#### [Task requirements]
Word for word, give the material below again, minus any images.

#### [Task inputs]
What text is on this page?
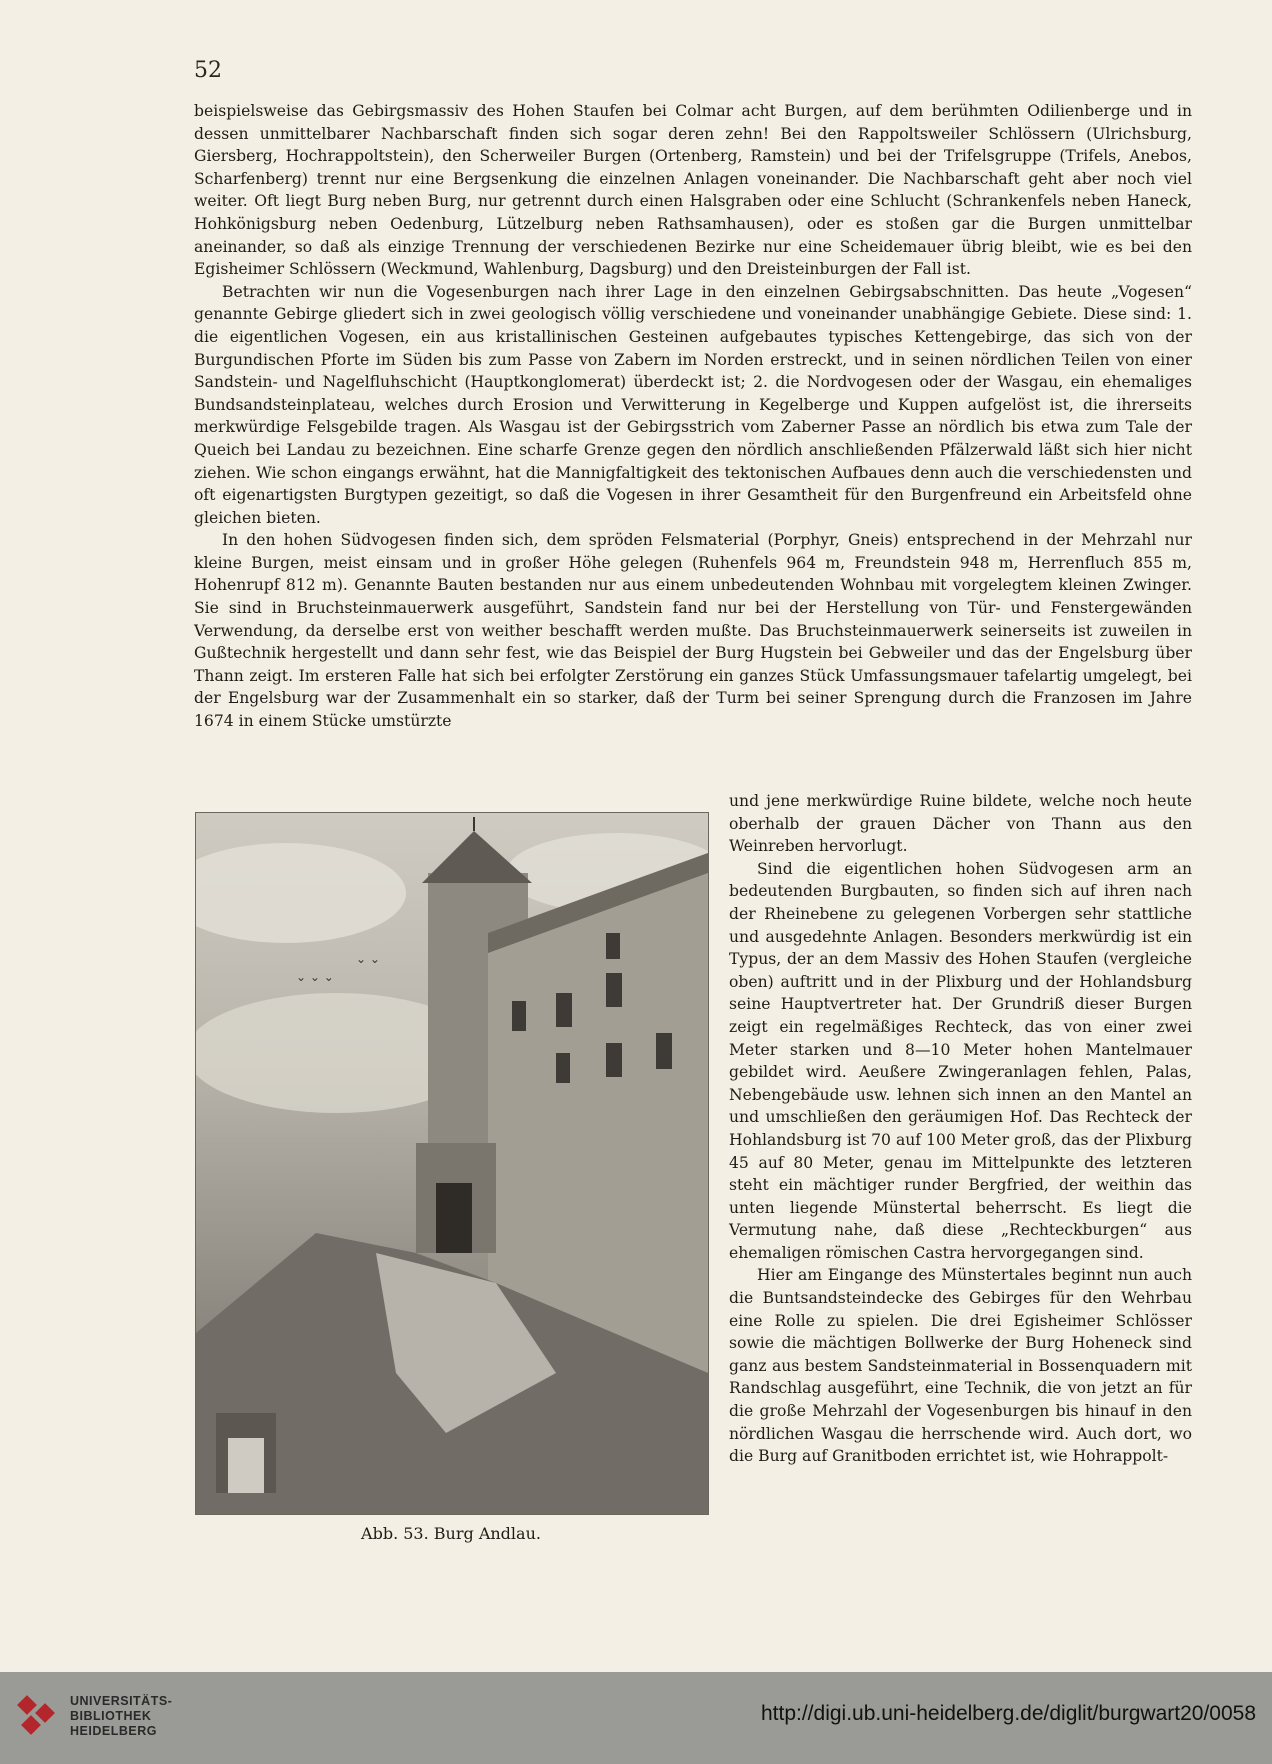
52

beispielsweise das Gebirgsmassiv des Hohen Staufen bei Colmar acht Burgen, auf dem berühmten Odilienberge und in dessen unmittelbarer Nachbarschaft finden sich sogar deren zehn! Bei den Rappoltsweiler Schlössern (Ulrichsburg, Giersberg, Hochrappoltstein), den Scherweiler Burgen (Ortenberg, Ramstein) und bei der Trifelsgruppe (Trifels, Anebos, Scharfenberg) trennt nur eine Bergsenkung die einzelnen Anlagen voneinander. Die Nachbarschaft geht aber noch viel weiter. Oft liegt Burg neben Burg, nur getrennt durch einen Halsgraben oder eine Schlucht (Schrankenfels neben Haneck, Hohkönigsburg neben Oedenburg, Lützelburg neben Rathsamhausen), oder es stoßen gar die Burgen unmittelbar aneinander, so daß als einzige Trennung der verschiedenen Bezirke nur eine Scheidemauer übrig bleibt, wie es bei den Egisheimer Schlössern (Weckmund, Wahlenburg, Dagsburg) und den Dreisteinburgen der Fall ist.

Betrachten wir nun die Vogesenburgen nach ihrer Lage in den einzelnen Gebirgsabschnitten. Das heute „Vogesen“ genannte Gebirge gliedert sich in zwei geologisch völlig verschiedene und voneinander unabhängige Gebiete. Diese sind: 1. die eigentlichen Vogesen, ein aus kristallinischen Gesteinen aufgebautes typisches Kettengebirge, das sich von der Burgundischen Pforte im Süden bis zum Passe von Zabern im Norden erstreckt, und in seinen nördlichen Teilen von einer Sandstein- und Nagelfluhschicht (Hauptkonglomerat) überdeckt ist; 2. die Nordvogesen oder der Wasgau, ein ehemaliges Bundsandsteinplateau, welches durch Erosion und Verwitterung in Kegelberge und Kuppen aufgelöst ist, die ihrerseits merkwürdige Felsgebilde tragen. Als Wasgau ist der Gebirgsstrich vom Zaberner Passe an nördlich bis etwa zum Tale der Queich bei Landau zu bezeichnen. Eine scharfe Grenze gegen den nördlich anschließenden Pfälzerwald läßt sich hier nicht ziehen. Wie schon eingangs erwähnt, hat die Mannigfaltigkeit des tektonischen Aufbaues denn auch die verschiedensten und oft eigenartigsten Burgtypen gezeitigt, so daß die Vogesen in ihrer Gesamtheit für den Burgenfreund ein Arbeitsfeld ohne gleichen bieten.

In den hohen Südvogesen finden sich, dem spröden Felsmaterial (Porphyr, Gneis) entsprechend in der Mehrzahl nur kleine Burgen, meist einsam und in großer Höhe gelegen (Ruhenfels 964 m, Freundstein 948 m, Herrenfluch 855 m, Hohenrupf 812 m). Genannte Bauten bestanden nur aus einem unbedeutenden Wohnbau mit vorgelegtem kleinen Zwinger. Sie sind in Bruchsteinmauerwerk ausgeführt, Sandstein fand nur bei der Herstellung von Tür- und Fenstergewänden Verwendung, da derselbe erst von weither beschafft werden mußte. Das Bruchsteinmauerwerk seinerseits ist zuweilen in Gußtechnik hergestellt und dann sehr fest, wie das Beispiel der Burg Hugstein bei Gebweiler und das der Engelsburg über Thann zeigt. Im ersteren Falle hat sich bei erfolgter Zerstörung ein ganzes Stück Umfassungsmauer tafelartig umgelegt, bei der Engelsburg war der Zusammenhalt ein so starker, daß der Turm bei seiner Sprengung durch die Franzosen im Jahre 1674 in einem Stücke umstürzte

⌄ ⌄ ⌄
⌄ ⌄
Abb. 53. Burg Andlau.

und jene merkwürdige Ruine bildete, welche noch heute oberhalb der grauen Dächer von Thann aus den Weinreben hervorlugt.

Sind die eigentlichen hohen Südvogesen arm an bedeutenden Burgbauten, so finden sich auf ihren nach der Rheinebene zu gelegenen Vorbergen sehr stattliche und ausgedehnte Anlagen. Besonders merkwürdig ist ein Typus, der an dem Massiv des Hohen Staufen (vergleiche oben) auftritt und in der Plixburg und der Hohlandsburg seine Hauptvertreter hat. Der Grundriß dieser Burgen zeigt ein regelmäßiges Rechteck, das von einer zwei Meter starken und 8—10 Meter hohen Mantelmauer gebildet wird. Aeußere Zwingeranlagen fehlen, Palas, Nebengebäude usw. lehnen sich innen an den Mantel an und umschließen den geräumigen Hof. Das Rechteck der Hohlandsburg ist 70 auf 100 Meter groß, das der Plixburg 45 auf 80 Meter, genau im Mittelpunkte des letzteren steht ein mächtiger runder Bergfried, der weithin das unten liegende Münstertal beherrscht. Es liegt die Vermutung nahe, daß diese „Rechteckburgen“ aus ehemaligen römischen Castra hervorgegangen sind.

Hier am Eingange des Münstertales beginnt nun auch die Buntsandsteindecke des Gebirges für den Wehrbau eine Rolle zu spielen. Die drei Egisheimer Schlösser sowie die mächtigen Bollwerke der Burg Hoheneck sind ganz aus bestem Sandsteinmaterial in Bossenquadern mit Randschlag ausgeführt, eine Technik, die von jetzt an für die große Mehrzahl der Vogesenburgen bis hinauf in den nördlichen Wasgau die herrschende wird. Auch dort, wo die Burg auf Granitboden errichtet ist, wie Hohrappolt-

UNIVERSITÄTS-
BIBLIOTHEK
HEIDELBERG
http://digi.ub.uni-heidelberg.de/diglit/burgwart20/0058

#### [Task answer]
What text is on this page?
52

beispielsweise das Gebirgsmassiv des Hohen Staufen bei Colmar acht Burgen, auf dem berühmten Odilienberge und in dessen unmittelbarer Nachbarschaft finden sich sogar deren zehn! Bei den Rappoltsweiler Schlössern (Ulrichsburg, Giersberg, Hochrappoltstein), den Scherweiler Burgen (Ortenberg, Ramstein) und bei der Trifelsgruppe (Trifels, Anebos, Scharfenberg) trennt nur eine Bergsenkung die einzelnen Anlagen voneinander. Die Nachbarschaft geht aber noch viel weiter. Oft liegt Burg neben Burg, nur getrennt durch einen Halsgraben oder eine Schlucht (Schrankenfels neben Haneck, Hohkönigsburg neben Oedenburg, Lützelburg neben Rathsamhausen), oder es stoßen gar die Burgen unmittelbar aneinander, so daß als einzige Trennung der verschiedenen Bezirke nur eine Scheidemauer übrig bleibt, wie es bei den Egisheimer Schlössern (Weckmund, Wahlenburg, Dagsburg) und den Dreisteinburgen der Fall ist.

Betrachten wir nun die Vogesenburgen nach ihrer Lage in den einzelnen Gebirgsabschnitten. Das heute „Vogesen“ genannte Gebirge gliedert sich in zwei geologisch völlig verschiedene und voneinander unabhängige Gebiete. Diese sind: 1. die eigentlichen Vogesen, ein aus kristallinischen Gesteinen aufgebautes typisches Kettengebirge, das sich von der Burgundischen Pforte im Süden bis zum Passe von Zabern im Norden erstreckt, und in seinen nördlichen Teilen von einer Sandstein- und Nagelfluhschicht (Hauptkonglomerat) überdeckt ist; 2. die Nordvogesen oder der Wasgau, ein ehemaliges Bundsandsteinplateau, welches durch Erosion und Verwitterung in Kegelberge und Kuppen aufgelöst ist, die ihrerseits merkwürdige Felsgebilde tragen. Als Wasgau ist der Gebirgsstrich vom Zaberner Passe an nördlich bis etwa zum Tale der Queich bei Landau zu bezeichnen. Eine scharfe Grenze gegen den nördlich anschließenden Pfälzerwald läßt sich hier nicht ziehen. Wie schon eingangs erwähnt, hat die Mannigfaltigkeit des tektonischen Aufbaues denn auch die verschiedensten und oft eigenartigsten Burgtypen gezeitigt, so daß die Vogesen in ihrer Gesamtheit für den Burgenfreund ein Arbeitsfeld ohne gleichen bieten.

In den hohen Südvogesen finden sich, dem spröden Felsmaterial (Porphyr, Gneis) entsprechend in der Mehrzahl nur kleine Burgen, meist einsam und in großer Höhe gelegen (Ruhenfels 964 m, Freundstein 948 m, Herrenfluch 855 m, Hohenrupf 812 m). Genannte Bauten bestanden nur aus einem unbedeutenden Wohnbau mit vorgelegtem kleinen Zwinger. Sie sind in Bruchsteinmauerwerk ausgeführt, Sandstein fand nur bei der Herstellung von Tür- und Fenstergewänden Verwendung, da derselbe erst von weither beschafft werden mußte. Das Bruchsteinmauerwerk seinerseits ist zuweilen in Gußtechnik hergestellt und dann sehr fest, wie das Beispiel der Burg Hugstein bei Gebweiler und das der Engelsburg über Thann zeigt. Im ersteren Falle hat sich bei erfolgter Zerstörung ein ganzes Stück Umfassungsmauer tafelartig umgelegt, bei der Engelsburg war der Zusammenhalt ein so starker, daß der Turm bei seiner Sprengung durch die Franzosen im Jahre 1674 in einem Stücke umstürzte

⌄ ⌄ ⌄
⌄ ⌄
Abb. 53. Burg Andlau.

und jene merkwürdige Ruine bildete, welche noch heute oberhalb der grauen Dächer von Thann aus den Weinreben hervorlugt.

Sind die eigentlichen hohen Südvogesen arm an bedeutenden Burgbauten, so finden sich auf ihren nach der Rheinebene zu gelegenen Vorbergen sehr stattliche und ausgedehnte Anlagen. Besonders merkwürdig ist ein Typus, der an dem Massiv des Hohen Staufen (vergleiche oben) auftritt und in der Plixburg und der Hohlandsburg seine Hauptvertreter hat. Der Grundriß dieser Burgen zeigt ein regelmäßiges Rechteck, das von einer zwei Meter starken und 8—10 Meter hohen Mantelmauer gebildet wird. Aeußere Zwingeranlagen fehlen, Palas, Nebengebäude usw. lehnen sich innen an den Mantel an und umschließen den geräumigen Hof. Das Rechteck der Hohlandsburg ist 70 auf 100 Meter groß, das der Plixburg 45 auf 80 Meter, genau im Mittelpunkte des letzteren steht ein mächtiger runder Bergfried, der weithin das unten liegende Münstertal beherrscht. Es liegt die Vermutung nahe, daß diese „Rechteckburgen“ aus ehemaligen römischen Castra hervorgegangen sind.

Hier am Eingange des Münstertales beginnt nun auch die Buntsandsteindecke des Gebirges für den Wehrbau eine Rolle zu spielen. Die drei Egisheimer Schlösser sowie die mächtigen Bollwerke der Burg Hoheneck sind ganz aus bestem Sandsteinmaterial in Bossenquadern mit Randschlag ausgeführt, eine Technik, die von jetzt an für die große Mehrzahl der Vogesenburgen bis hinauf in den nördlichen Wasgau die herrschende wird. Auch dort, wo die Burg auf Granitboden errichtet ist, wie Hohrappolt-

UNIVERSITÄTS-
BIBLIOTHEK
HEIDELBERG
http://digi.ub.uni-heidelberg.de/diglit/burgwart20/0058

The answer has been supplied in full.